Problem to solve | Wherever the string "doblajes" appears in the entries below, return the line that holds it.

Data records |
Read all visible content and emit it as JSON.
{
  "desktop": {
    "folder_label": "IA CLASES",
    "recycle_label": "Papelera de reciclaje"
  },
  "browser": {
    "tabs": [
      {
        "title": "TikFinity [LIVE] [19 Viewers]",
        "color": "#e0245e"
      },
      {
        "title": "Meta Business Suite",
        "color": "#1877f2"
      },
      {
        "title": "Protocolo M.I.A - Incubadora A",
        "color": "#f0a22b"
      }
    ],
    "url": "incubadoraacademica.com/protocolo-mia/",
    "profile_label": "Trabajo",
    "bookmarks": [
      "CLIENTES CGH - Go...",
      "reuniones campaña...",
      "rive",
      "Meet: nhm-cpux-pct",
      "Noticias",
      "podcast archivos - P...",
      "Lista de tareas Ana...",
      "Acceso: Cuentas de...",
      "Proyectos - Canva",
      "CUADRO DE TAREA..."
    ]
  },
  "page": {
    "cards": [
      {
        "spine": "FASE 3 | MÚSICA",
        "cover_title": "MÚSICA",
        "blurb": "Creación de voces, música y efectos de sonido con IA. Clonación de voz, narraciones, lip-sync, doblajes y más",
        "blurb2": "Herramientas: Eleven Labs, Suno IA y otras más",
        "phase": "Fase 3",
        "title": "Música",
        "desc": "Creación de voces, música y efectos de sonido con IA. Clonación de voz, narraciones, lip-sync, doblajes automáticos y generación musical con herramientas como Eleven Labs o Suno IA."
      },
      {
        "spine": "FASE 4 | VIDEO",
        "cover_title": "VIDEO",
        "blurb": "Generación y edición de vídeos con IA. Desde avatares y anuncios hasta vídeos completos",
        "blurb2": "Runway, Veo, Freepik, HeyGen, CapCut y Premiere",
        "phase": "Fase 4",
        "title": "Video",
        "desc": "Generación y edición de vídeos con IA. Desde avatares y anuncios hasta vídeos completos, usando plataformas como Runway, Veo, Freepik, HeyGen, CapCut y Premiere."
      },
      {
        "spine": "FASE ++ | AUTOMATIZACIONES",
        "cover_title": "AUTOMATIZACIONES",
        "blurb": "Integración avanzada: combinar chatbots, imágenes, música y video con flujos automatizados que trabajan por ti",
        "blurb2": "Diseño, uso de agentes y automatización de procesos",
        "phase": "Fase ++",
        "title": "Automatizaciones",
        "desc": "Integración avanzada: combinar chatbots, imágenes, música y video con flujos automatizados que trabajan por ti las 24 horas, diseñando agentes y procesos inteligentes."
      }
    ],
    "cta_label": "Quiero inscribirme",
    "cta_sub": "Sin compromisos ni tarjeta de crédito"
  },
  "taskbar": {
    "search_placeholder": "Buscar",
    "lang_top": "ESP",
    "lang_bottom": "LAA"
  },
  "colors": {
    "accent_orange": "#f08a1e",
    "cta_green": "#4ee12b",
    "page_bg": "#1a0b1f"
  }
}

---

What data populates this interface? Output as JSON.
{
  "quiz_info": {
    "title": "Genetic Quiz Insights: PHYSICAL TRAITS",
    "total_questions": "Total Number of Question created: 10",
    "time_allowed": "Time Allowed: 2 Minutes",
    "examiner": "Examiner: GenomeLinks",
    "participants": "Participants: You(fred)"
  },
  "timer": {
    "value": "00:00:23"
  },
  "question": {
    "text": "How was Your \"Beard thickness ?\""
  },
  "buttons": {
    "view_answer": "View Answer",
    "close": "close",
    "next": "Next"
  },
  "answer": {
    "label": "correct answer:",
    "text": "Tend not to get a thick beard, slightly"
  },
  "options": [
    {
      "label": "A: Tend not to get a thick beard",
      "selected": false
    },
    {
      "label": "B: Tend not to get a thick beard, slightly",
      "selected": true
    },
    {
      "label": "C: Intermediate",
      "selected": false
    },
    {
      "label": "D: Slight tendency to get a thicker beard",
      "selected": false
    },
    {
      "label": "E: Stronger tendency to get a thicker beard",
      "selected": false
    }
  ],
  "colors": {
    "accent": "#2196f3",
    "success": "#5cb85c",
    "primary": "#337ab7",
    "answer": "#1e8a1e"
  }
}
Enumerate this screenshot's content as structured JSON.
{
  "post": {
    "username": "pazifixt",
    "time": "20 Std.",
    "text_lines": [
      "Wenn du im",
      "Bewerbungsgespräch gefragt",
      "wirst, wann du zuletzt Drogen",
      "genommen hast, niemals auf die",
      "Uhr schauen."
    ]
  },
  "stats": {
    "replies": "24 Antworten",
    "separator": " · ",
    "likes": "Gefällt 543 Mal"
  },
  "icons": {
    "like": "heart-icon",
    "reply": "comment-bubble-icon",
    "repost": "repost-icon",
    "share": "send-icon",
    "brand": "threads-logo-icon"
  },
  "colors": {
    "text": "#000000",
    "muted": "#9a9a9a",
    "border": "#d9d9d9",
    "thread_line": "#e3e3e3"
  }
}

* * *

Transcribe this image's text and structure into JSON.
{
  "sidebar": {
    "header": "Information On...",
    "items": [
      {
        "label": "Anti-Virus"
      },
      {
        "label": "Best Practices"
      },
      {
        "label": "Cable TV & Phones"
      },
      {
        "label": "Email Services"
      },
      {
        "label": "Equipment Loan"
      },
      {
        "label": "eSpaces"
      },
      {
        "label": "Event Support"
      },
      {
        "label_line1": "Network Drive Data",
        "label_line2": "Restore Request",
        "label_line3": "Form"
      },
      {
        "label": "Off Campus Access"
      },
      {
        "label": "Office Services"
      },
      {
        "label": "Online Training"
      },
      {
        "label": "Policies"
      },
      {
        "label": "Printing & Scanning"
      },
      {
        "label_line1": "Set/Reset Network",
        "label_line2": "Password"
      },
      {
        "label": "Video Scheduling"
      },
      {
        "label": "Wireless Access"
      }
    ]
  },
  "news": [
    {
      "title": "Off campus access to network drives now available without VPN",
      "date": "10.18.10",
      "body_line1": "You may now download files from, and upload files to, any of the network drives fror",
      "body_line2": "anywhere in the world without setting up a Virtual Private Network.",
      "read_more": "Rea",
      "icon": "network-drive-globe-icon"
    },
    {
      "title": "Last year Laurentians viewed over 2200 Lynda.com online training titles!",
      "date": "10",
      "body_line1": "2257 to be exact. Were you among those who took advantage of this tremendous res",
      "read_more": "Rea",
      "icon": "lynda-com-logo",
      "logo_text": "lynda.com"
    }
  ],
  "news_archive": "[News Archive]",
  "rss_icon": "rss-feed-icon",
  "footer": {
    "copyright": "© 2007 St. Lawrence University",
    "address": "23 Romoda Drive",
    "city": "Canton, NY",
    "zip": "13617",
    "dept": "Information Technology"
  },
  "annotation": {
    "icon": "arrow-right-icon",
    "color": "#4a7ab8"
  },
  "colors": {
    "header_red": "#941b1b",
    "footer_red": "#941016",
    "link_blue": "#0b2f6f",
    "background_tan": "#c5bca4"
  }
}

Result of this exercise |
        "blurb": "Creación de voces, música y efectos de sonido con IA. Clonación de voz, narraciones, lip-sync, doblajes y más",
        "desc": "Creación de voces, música y efectos de sonido con IA. Clonación de voz, narraciones, lip-sync, doblajes automáticos y generación musical con herramientas como Eleven Labs o Suno IA."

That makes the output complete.